Your objective. Tally the lines that hold the word "What" and reply with that figure only.

━━ Provided information ━━

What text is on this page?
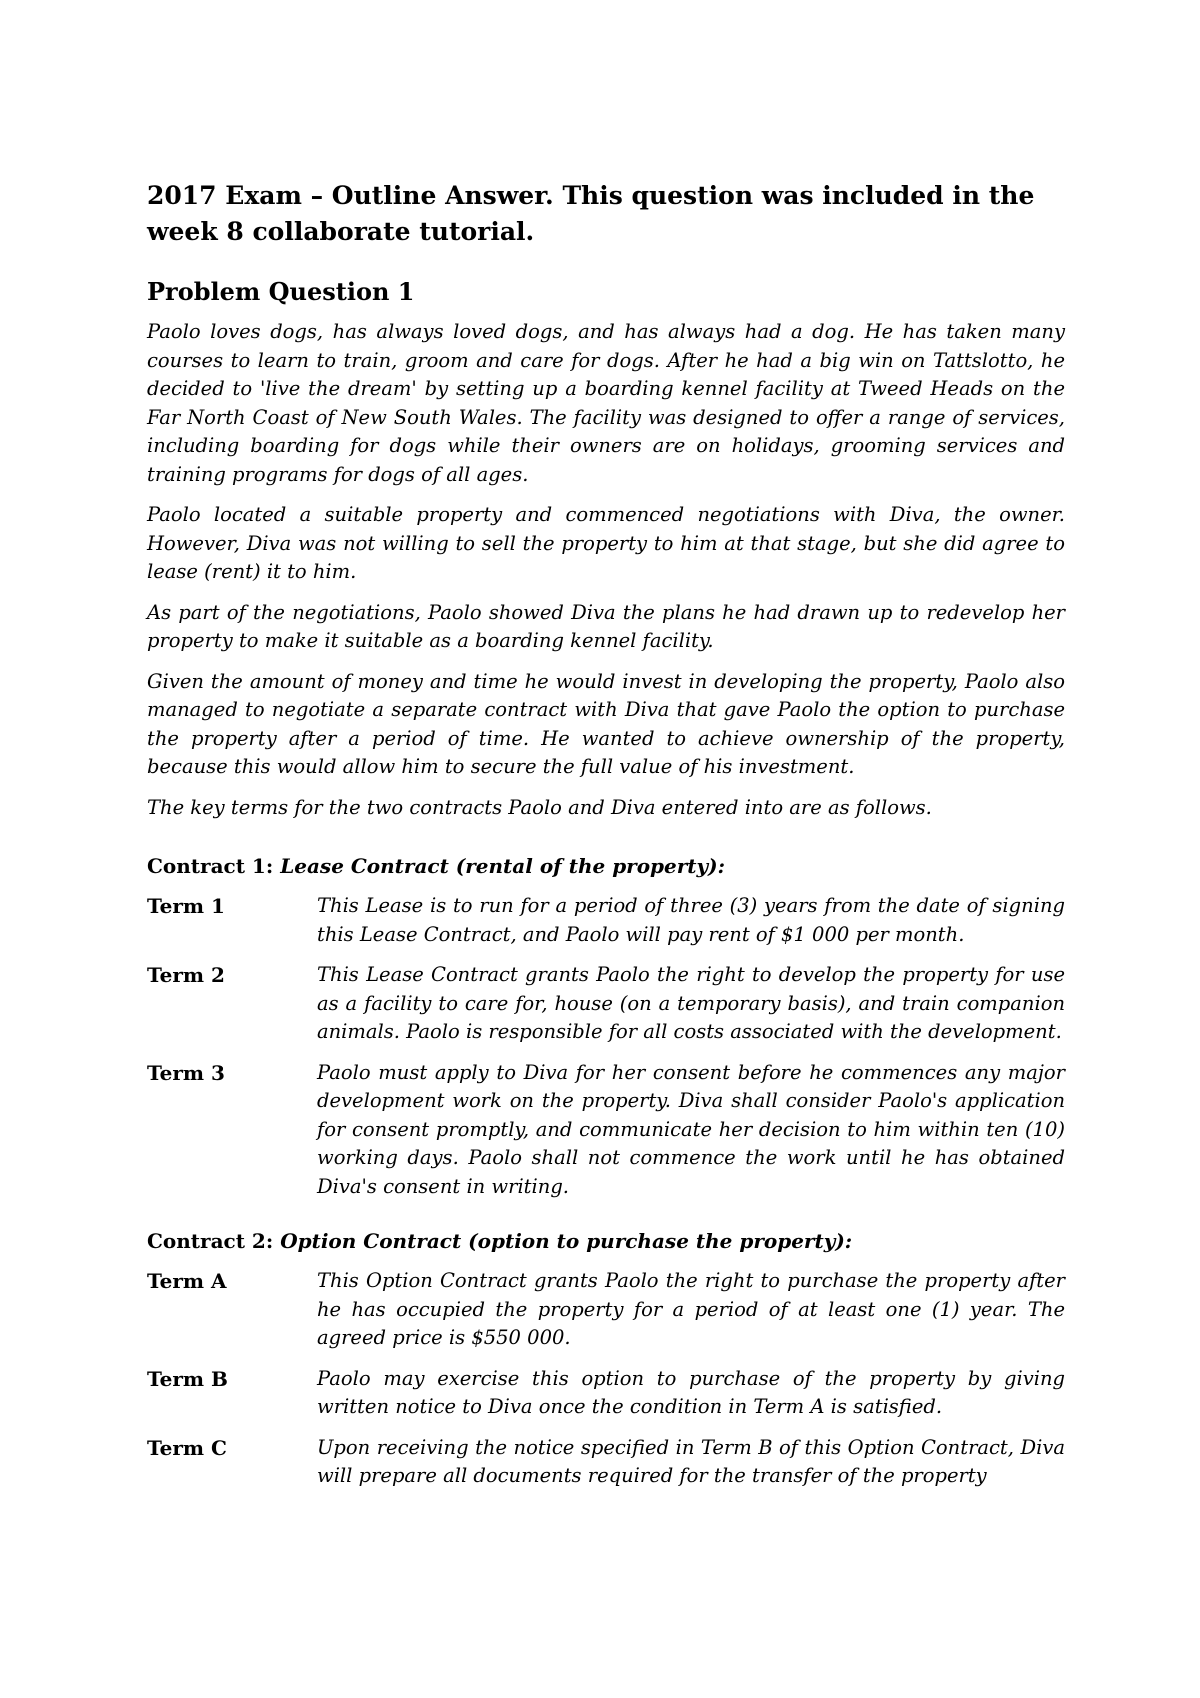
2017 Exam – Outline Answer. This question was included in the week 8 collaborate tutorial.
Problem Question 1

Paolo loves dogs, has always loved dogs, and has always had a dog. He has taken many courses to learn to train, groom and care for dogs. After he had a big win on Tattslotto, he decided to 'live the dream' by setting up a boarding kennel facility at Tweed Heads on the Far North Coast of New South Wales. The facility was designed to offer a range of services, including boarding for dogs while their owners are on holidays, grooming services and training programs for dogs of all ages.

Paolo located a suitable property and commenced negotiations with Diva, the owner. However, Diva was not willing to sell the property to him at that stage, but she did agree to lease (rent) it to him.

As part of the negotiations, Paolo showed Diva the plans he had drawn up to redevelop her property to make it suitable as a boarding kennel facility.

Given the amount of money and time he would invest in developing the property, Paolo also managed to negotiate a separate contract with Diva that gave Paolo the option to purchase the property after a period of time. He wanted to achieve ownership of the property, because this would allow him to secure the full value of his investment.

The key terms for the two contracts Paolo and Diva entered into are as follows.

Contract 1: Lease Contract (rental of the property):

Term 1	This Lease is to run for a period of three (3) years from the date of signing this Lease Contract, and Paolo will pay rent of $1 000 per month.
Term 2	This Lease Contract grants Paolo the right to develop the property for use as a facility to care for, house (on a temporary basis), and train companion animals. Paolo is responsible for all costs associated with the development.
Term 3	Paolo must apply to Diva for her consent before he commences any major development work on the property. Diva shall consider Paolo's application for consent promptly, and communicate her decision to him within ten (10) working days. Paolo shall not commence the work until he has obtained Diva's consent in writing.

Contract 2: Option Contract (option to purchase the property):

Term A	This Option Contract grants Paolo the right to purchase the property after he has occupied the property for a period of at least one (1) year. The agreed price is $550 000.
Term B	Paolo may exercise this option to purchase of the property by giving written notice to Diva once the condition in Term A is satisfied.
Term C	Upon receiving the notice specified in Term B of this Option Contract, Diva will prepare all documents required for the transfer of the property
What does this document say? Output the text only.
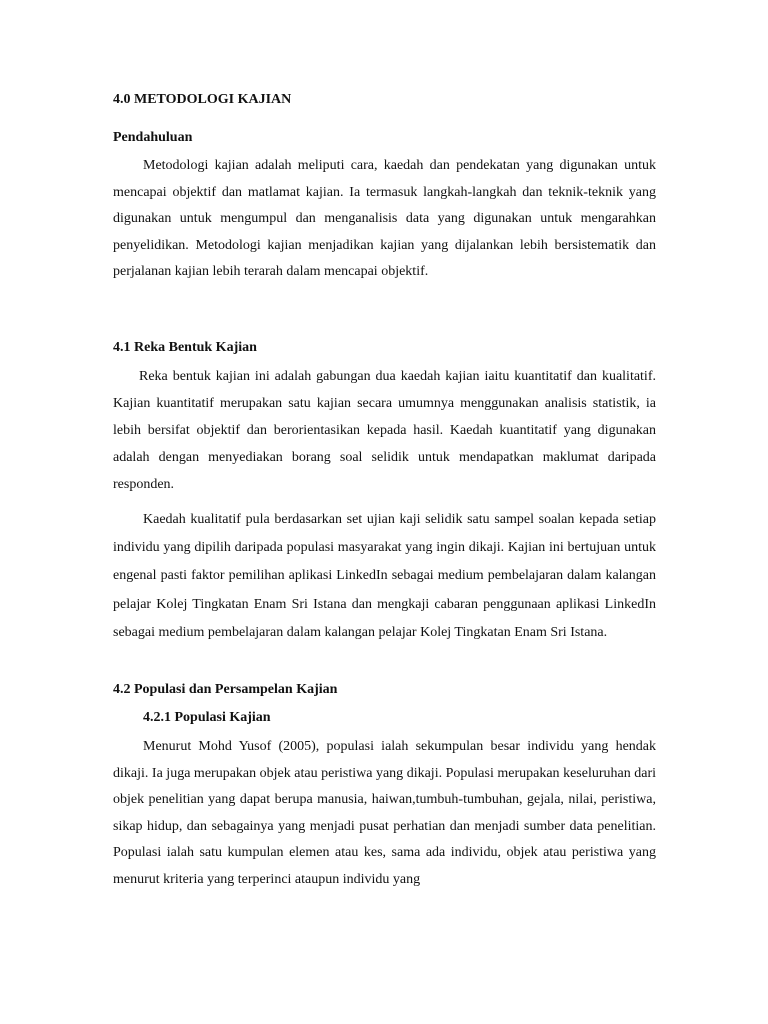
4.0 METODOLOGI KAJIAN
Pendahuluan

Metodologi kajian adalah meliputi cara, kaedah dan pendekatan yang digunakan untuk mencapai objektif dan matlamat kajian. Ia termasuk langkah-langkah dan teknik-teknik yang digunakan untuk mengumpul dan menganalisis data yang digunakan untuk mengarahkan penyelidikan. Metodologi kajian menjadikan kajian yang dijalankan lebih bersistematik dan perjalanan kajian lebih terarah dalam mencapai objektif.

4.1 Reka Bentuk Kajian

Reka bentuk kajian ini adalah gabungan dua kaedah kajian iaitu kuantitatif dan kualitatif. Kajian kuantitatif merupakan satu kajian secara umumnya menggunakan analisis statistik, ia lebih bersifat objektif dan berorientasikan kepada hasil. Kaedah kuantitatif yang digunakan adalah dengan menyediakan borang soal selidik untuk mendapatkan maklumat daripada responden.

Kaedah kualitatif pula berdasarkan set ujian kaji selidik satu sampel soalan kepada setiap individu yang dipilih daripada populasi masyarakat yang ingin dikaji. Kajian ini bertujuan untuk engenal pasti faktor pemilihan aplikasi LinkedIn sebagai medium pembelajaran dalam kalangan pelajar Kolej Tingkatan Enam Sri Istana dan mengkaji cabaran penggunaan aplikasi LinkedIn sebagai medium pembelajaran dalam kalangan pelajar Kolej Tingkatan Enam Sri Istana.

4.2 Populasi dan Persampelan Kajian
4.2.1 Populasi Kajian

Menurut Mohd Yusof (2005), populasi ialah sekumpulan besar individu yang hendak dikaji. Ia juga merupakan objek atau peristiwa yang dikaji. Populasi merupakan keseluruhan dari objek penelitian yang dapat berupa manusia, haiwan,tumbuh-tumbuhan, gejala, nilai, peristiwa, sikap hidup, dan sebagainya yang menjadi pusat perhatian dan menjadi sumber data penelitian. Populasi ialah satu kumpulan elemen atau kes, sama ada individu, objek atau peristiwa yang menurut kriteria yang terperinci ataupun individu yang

━━━
━━ Provided information ━━

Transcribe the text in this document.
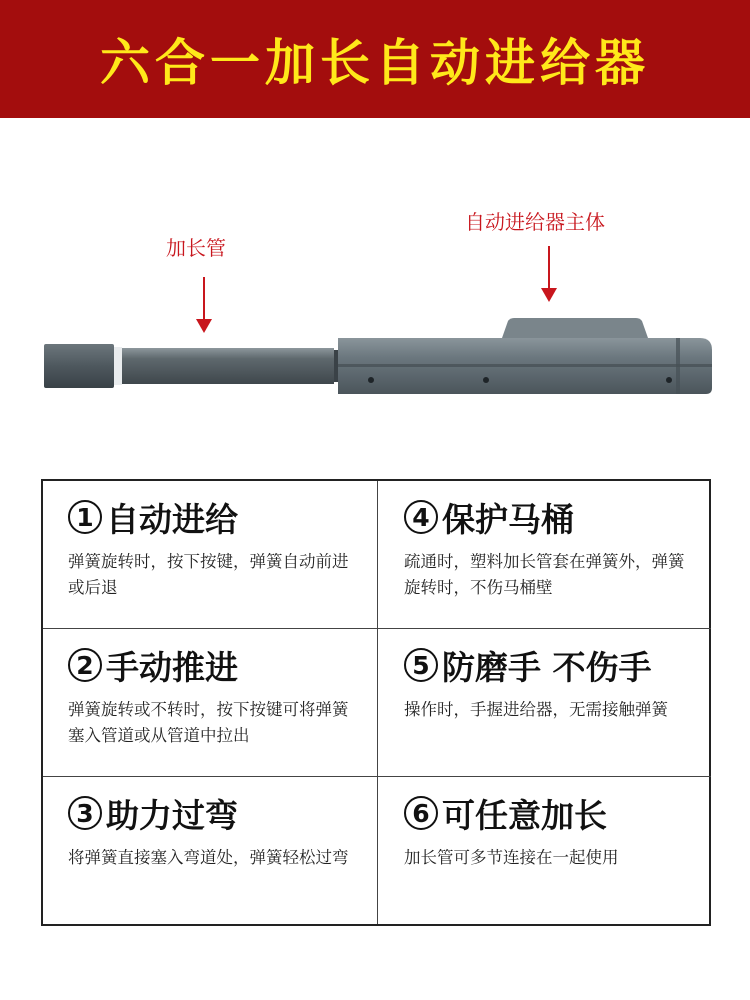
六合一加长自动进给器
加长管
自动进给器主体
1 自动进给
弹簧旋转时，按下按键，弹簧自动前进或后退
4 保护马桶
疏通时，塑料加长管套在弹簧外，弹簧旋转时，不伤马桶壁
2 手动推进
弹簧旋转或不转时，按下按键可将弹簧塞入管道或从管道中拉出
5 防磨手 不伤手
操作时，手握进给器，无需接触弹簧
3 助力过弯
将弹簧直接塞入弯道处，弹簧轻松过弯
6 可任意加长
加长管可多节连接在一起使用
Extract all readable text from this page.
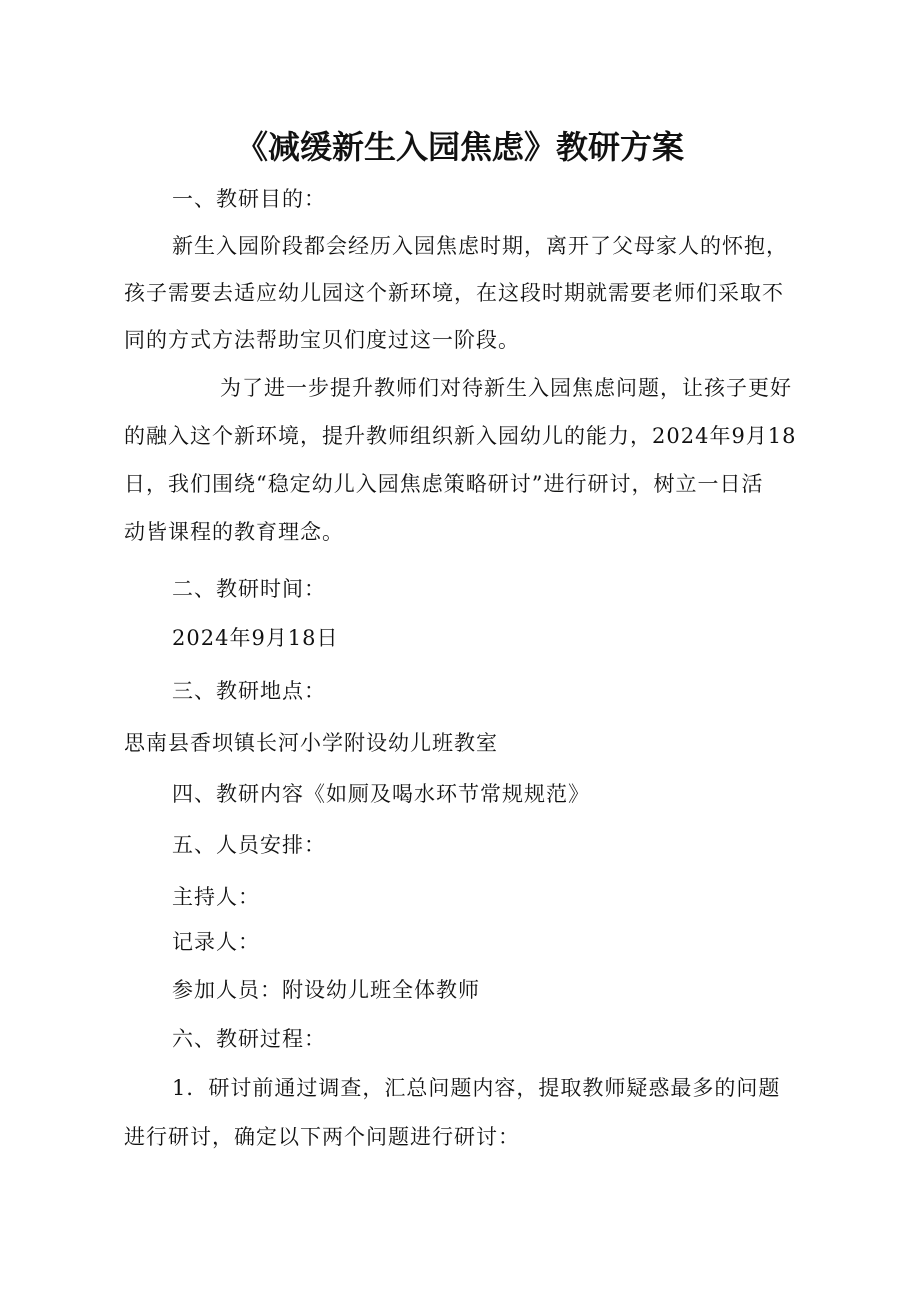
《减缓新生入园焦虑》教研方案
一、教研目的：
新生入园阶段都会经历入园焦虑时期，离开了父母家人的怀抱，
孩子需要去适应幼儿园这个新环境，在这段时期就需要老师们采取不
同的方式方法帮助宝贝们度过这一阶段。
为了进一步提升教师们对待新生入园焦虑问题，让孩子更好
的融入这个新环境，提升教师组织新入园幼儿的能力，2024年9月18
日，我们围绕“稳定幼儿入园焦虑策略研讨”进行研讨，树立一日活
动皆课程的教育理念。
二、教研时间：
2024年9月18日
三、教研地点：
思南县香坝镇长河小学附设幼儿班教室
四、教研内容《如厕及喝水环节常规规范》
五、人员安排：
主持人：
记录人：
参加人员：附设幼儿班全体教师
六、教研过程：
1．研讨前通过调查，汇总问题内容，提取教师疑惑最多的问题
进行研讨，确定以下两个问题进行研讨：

━━━

Answer below. 2